Problem to solve.
Extract the entries in their exact form.

Source data.
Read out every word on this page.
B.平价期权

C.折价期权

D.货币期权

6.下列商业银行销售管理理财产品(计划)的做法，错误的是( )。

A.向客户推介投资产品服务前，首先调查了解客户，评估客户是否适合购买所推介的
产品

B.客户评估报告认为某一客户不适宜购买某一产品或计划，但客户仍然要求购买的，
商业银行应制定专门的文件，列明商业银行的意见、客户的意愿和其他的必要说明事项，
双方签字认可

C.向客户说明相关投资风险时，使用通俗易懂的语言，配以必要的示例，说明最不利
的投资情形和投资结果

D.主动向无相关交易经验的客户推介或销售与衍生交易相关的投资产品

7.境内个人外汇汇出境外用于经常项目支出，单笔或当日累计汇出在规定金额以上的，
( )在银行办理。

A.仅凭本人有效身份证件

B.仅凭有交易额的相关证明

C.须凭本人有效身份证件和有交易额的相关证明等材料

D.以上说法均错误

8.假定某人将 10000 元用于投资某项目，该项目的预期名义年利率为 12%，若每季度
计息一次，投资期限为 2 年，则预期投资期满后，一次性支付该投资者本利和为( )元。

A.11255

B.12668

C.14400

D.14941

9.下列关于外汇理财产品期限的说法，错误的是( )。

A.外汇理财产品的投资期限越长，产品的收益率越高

Complete answer.
Read out every word on this page.
B.平价期权

C.折价期权

D.货币期权

6.下列商业银行销售管理理财产品(计划)的做法，错误的是( )。

A.向客户推介投资产品服务前，首先调查了解客户，评估客户是否适合购买所推介的
产品

B.客户评估报告认为某一客户不适宜购买某一产品或计划，但客户仍然要求购买的，
商业银行应制定专门的文件，列明商业银行的意见、客户的意愿和其他的必要说明事项，
双方签字认可

C.向客户说明相关投资风险时，使用通俗易懂的语言，配以必要的示例，说明最不利
的投资情形和投资结果

D.主动向无相关交易经验的客户推介或销售与衍生交易相关的投资产品

7.境内个人外汇汇出境外用于经常项目支出，单笔或当日累计汇出在规定金额以上的，
( )在银行办理。

A.仅凭本人有效身份证件

B.仅凭有交易额的相关证明

C.须凭本人有效身份证件和有交易额的相关证明等材料

D.以上说法均错误

8.假定某人将 10000 元用于投资某项目，该项目的预期名义年利率为 12%，若每季度
计息一次，投资期限为 2 年，则预期投资期满后，一次性支付该投资者本利和为( )元。

A.11255

B.12668

C.14400

D.14941

9.下列关于外汇理财产品期限的说法，错误的是( )。

A.外汇理财产品的投资期限越长，产品的收益率越高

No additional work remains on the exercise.